_What you will do_
Repeat the listing exactly as given, omitting every image.

--- start Provided entries ---

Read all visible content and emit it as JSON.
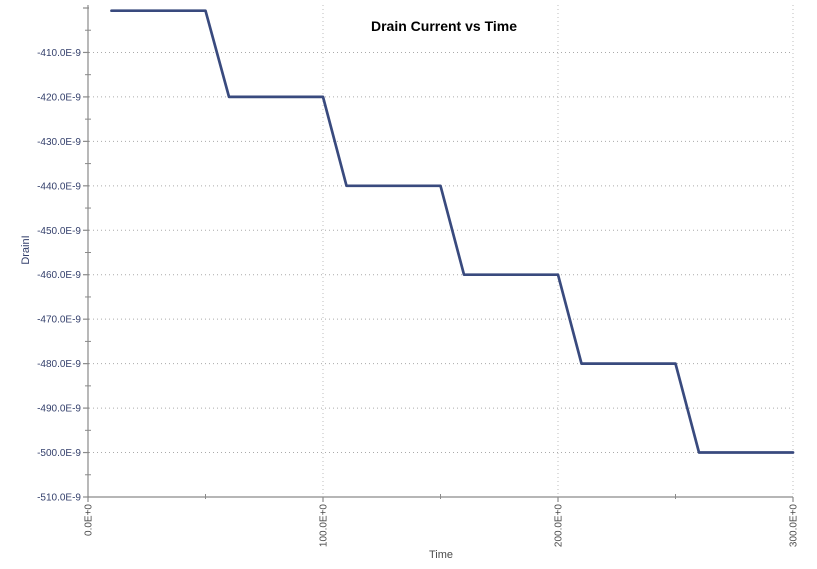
{
  "chart_data": {
    "type": "line",
    "title": "Drain Current vs Time",
    "xlabel": "Time",
    "ylabel": "DrainI",
    "grid": "dotted-major",
    "legend": "none",
    "x_axis": {
      "min": 0,
      "max": 300,
      "major_step": 100,
      "minor_ticks": [
        50,
        150,
        250
      ],
      "ticks": [
        {
          "value": 0,
          "label": "0.0E+0",
          "gridline": false
        },
        {
          "value": 100,
          "label": "100.0E+0",
          "gridline": true
        },
        {
          "value": 200,
          "label": "200.0E+0",
          "gridline": true
        },
        {
          "value": 300,
          "label": "300.0E+0",
          "gridline": true
        }
      ],
      "tick_label_rotation_deg": -90
    },
    "y_axis": {
      "min": -510,
      "max": -400,
      "unit": "E-9",
      "major_step": 10,
      "minor_step": 5,
      "ticks": [
        {
          "value": -400,
          "label": "",
          "gridline": false
        },
        {
          "value": -410,
          "label": "-410.0E-9",
          "gridline": true
        },
        {
          "value": -420,
          "label": "-420.0E-9",
          "gridline": true
        },
        {
          "value": -430,
          "label": "-430.0E-9",
          "gridline": true
        },
        {
          "value": -440,
          "label": "-440.0E-9",
          "gridline": true
        },
        {
          "value": -450,
          "label": "-450.0E-9",
          "gridline": true
        },
        {
          "value": -460,
          "label": "-460.0E-9",
          "gridline": true
        },
        {
          "value": -470,
          "label": "-470.0E-9",
          "gridline": true
        },
        {
          "value": -480,
          "label": "-480.0E-9",
          "gridline": true
        },
        {
          "value": -490,
          "label": "-490.0E-9",
          "gridline": true
        },
        {
          "value": -500,
          "label": "-500.0E-9",
          "gridline": true
        },
        {
          "value": -510,
          "label": "-510.0E-9",
          "gridline": false
        }
      ]
    },
    "series": [
      {
        "name": "DrainI",
        "x_unit": "Time (E+0)",
        "y_unit": "A (E-9)",
        "points": [
          [
            10,
            -400.6
          ],
          [
            50,
            -400.6
          ],
          [
            60,
            -420
          ],
          [
            100,
            -420
          ],
          [
            110,
            -440
          ],
          [
            150,
            -440
          ],
          [
            160,
            -460
          ],
          [
            200,
            -460
          ],
          [
            210,
            -480
          ],
          [
            250,
            -480
          ],
          [
            260,
            -500
          ],
          [
            300,
            -500
          ]
        ]
      }
    ]
  },
  "colors": {
    "series_line": "#394a7e",
    "y_tick_text": "#333f6b",
    "y_axis_title_text": "#333f6b",
    "x_tick_text": "#4b4b4b",
    "x_axis_title_text": "#4b4b4b",
    "title_text": "#000000",
    "axis_line": "#8a8a8a",
    "grid_major": "#aaaaaa",
    "grid_vertical": "#bcbcbc",
    "background": "#ffffff"
  }
}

--- end Provided entries ---

_Output for this task_
Read all visible content and emit it as JSON.
{
  "chart_data": {
    "type": "line",
    "title": "Drain Current vs Time",
    "xlabel": "Time",
    "ylabel": "DrainI",
    "grid": "dotted-major",
    "legend": "none",
    "x_axis": {
      "min": 0,
      "max": 300,
      "major_step": 100,
      "minor_ticks": [
        50,
        150,
        250
      ],
      "ticks": [
        {
          "value": 0,
          "label": "0.0E+0",
          "gridline": false
        },
        {
          "value": 100,
          "label": "100.0E+0",
          "gridline": true
        },
        {
          "value": 200,
          "label": "200.0E+0",
          "gridline": true
        },
        {
          "value": 300,
          "label": "300.0E+0",
          "gridline": true
        }
      ],
      "tick_label_rotation_deg": -90
    },
    "y_axis": {
      "min": -510,
      "max": -400,
      "unit": "E-9",
      "major_step": 10,
      "minor_step": 5,
      "ticks": [
        {
          "value": -400,
          "label": "",
          "gridline": false
        },
        {
          "value": -410,
          "label": "-410.0E-9",
          "gridline": true
        },
        {
          "value": -420,
          "label": "-420.0E-9",
          "gridline": true
        },
        {
          "value": -430,
          "label": "-430.0E-9",
          "gridline": true
        },
        {
          "value": -440,
          "label": "-440.0E-9",
          "gridline": true
        },
        {
          "value": -450,
          "label": "-450.0E-9",
          "gridline": true
        },
        {
          "value": -460,
          "label": "-460.0E-9",
          "gridline": true
        },
        {
          "value": -470,
          "label": "-470.0E-9",
          "gridline": true
        },
        {
          "value": -480,
          "label": "-480.0E-9",
          "gridline": true
        },
        {
          "value": -490,
          "label": "-490.0E-9",
          "gridline": true
        },
        {
          "value": -500,
          "label": "-500.0E-9",
          "gridline": true
        },
        {
          "value": -510,
          "label": "-510.0E-9",
          "gridline": false
        }
      ]
    },
    "series": [
      {
        "name": "DrainI",
        "x_unit": "Time (E+0)",
        "y_unit": "A (E-9)",
        "points": [
          [
            10,
            -400.6
          ],
          [
            50,
            -400.6
          ],
          [
            60,
            -420
          ],
          [
            100,
            -420
          ],
          [
            110,
            -440
          ],
          [
            150,
            -440
          ],
          [
            160,
            -460
          ],
          [
            200,
            -460
          ],
          [
            210,
            -480
          ],
          [
            250,
            -480
          ],
          [
            260,
            -500
          ],
          [
            300,
            -500
          ]
        ]
      }
    ]
  },
  "colors": {
    "series_line": "#394a7e",
    "y_tick_text": "#333f6b",
    "y_axis_title_text": "#333f6b",
    "x_tick_text": "#4b4b4b",
    "x_axis_title_text": "#4b4b4b",
    "title_text": "#000000",
    "axis_line": "#8a8a8a",
    "grid_major": "#aaaaaa",
    "grid_vertical": "#bcbcbc",
    "background": "#ffffff"
  }
}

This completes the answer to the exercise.